WORK REQUIRED
Repeat the material below exactly, line for line.

[Saved entries]
* Start *

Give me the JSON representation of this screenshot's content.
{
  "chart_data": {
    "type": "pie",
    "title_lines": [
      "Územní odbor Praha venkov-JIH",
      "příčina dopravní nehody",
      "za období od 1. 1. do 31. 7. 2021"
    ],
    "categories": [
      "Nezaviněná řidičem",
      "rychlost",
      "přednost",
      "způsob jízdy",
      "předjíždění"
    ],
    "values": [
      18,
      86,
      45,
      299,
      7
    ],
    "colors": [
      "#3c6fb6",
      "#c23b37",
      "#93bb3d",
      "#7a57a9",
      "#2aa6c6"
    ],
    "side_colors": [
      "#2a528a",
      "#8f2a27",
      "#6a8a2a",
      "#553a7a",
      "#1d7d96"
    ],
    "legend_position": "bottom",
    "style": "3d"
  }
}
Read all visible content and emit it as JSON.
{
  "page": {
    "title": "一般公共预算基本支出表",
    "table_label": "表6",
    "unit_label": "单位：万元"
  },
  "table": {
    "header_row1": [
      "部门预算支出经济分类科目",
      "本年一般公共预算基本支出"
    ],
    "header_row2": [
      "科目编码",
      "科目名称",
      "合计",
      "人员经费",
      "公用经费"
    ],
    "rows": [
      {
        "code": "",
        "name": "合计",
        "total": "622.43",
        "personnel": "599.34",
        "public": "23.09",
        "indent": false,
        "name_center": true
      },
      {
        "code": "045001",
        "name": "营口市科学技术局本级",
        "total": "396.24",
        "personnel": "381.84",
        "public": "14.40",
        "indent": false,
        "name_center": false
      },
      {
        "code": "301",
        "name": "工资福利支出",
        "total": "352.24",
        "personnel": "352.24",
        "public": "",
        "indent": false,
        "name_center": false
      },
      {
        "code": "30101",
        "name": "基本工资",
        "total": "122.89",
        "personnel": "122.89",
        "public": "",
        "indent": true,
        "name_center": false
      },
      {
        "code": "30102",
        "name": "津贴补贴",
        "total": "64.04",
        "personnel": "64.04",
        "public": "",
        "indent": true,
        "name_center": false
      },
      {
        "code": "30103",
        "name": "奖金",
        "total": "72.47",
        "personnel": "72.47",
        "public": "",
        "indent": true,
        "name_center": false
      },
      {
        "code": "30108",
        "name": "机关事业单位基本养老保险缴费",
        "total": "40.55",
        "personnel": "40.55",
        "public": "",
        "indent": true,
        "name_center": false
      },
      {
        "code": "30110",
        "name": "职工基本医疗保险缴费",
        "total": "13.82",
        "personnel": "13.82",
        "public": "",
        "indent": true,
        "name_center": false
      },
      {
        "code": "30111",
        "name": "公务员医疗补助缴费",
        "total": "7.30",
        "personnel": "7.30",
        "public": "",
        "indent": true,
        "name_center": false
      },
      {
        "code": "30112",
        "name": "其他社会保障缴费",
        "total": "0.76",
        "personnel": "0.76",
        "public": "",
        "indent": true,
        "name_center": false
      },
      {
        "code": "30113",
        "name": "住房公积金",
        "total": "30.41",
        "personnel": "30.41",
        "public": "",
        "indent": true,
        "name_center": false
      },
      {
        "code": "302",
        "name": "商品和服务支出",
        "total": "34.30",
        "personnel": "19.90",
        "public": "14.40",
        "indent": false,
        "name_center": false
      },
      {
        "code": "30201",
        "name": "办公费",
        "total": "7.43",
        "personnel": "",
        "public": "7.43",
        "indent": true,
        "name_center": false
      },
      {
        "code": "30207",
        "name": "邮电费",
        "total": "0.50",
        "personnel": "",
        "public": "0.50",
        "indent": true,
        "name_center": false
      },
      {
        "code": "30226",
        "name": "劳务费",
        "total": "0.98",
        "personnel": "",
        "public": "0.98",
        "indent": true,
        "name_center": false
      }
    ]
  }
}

* End *

RESULT BELOW
Give me the JSON representation of this screenshot's content.
{
  "chart_data": {
    "type": "pie",
    "title_lines": [
      "Územní odbor Praha venkov-JIH",
      "příčina dopravní nehody",
      "za období od 1. 1. do 31. 7. 2021"
    ],
    "categories": [
      "Nezaviněná řidičem",
      "rychlost",
      "přednost",
      "způsob jízdy",
      "předjíždění"
    ],
    "values": [
      18,
      86,
      45,
      299,
      7
    ],
    "colors": [
      "#3c6fb6",
      "#c23b37",
      "#93bb3d",
      "#7a57a9",
      "#2aa6c6"
    ],
    "side_colors": [
      "#2a528a",
      "#8f2a27",
      "#6a8a2a",
      "#553a7a",
      "#1d7d96"
    ],
    "legend_position": "bottom",
    "style": "3d"
  }
}
Read all visible content and emit it as JSON.
{
  "page": {
    "title": "一般公共预算基本支出表",
    "table_label": "表6",
    "unit_label": "单位：万元"
  },
  "table": {
    "header_row1": [
      "部门预算支出经济分类科目",
      "本年一般公共预算基本支出"
    ],
    "header_row2": [
      "科目编码",
      "科目名称",
      "合计",
      "人员经费",
      "公用经费"
    ],
    "rows": [
      {
        "code": "",
        "name": "合计",
        "total": "622.43",
        "personnel": "599.34",
        "public": "23.09",
        "indent": false,
        "name_center": true
      },
      {
        "code": "045001",
        "name": "营口市科学技术局本级",
        "total": "396.24",
        "personnel": "381.84",
        "public": "14.40",
        "indent": false,
        "name_center": false
      },
      {
        "code": "301",
        "name": "工资福利支出",
        "total": "352.24",
        "personnel": "352.24",
        "public": "",
        "indent": false,
        "name_center": false
      },
      {
        "code": "30101",
        "name": "基本工资",
        "total": "122.89",
        "personnel": "122.89",
        "public": "",
        "indent": true,
        "name_center": false
      },
      {
        "code": "30102",
        "name": "津贴补贴",
        "total": "64.04",
        "personnel": "64.04",
        "public": "",
        "indent": true,
        "name_center": false
      },
      {
        "code": "30103",
        "name": "奖金",
        "total": "72.47",
        "personnel": "72.47",
        "public": "",
        "indent": true,
        "name_center": false
      },
      {
        "code": "30108",
        "name": "机关事业单位基本养老保险缴费",
        "total": "40.55",
        "personnel": "40.55",
        "public": "",
        "indent": true,
        "name_center": false
      },
      {
        "code": "30110",
        "name": "职工基本医疗保险缴费",
        "total": "13.82",
        "personnel": "13.82",
        "public": "",
        "indent": true,
        "name_center": false
      },
      {
        "code": "30111",
        "name": "公务员医疗补助缴费",
        "total": "7.30",
        "personnel": "7.30",
        "public": "",
        "indent": true,
        "name_center": false
      },
      {
        "code": "30112",
        "name": "其他社会保障缴费",
        "total": "0.76",
        "personnel": "0.76",
        "public": "",
        "indent": true,
        "name_center": false
      },
      {
        "code": "30113",
        "name": "住房公积金",
        "total": "30.41",
        "personnel": "30.41",
        "public": "",
        "indent": true,
        "name_center": false
      },
      {
        "code": "302",
        "name": "商品和服务支出",
        "total": "34.30",
        "personnel": "19.90",
        "public": "14.40",
        "indent": false,
        "name_center": false
      },
      {
        "code": "30201",
        "name": "办公费",
        "total": "7.43",
        "personnel": "",
        "public": "7.43",
        "indent": true,
        "name_center": false
      },
      {
        "code": "30207",
        "name": "邮电费",
        "total": "0.50",
        "personnel": "",
        "public": "0.50",
        "indent": true,
        "name_center": false
      },
      {
        "code": "30226",
        "name": "劳务费",
        "total": "0.98",
        "personnel": "",
        "public": "0.98",
        "indent": true,
        "name_center": false
      }
    ]
  }
}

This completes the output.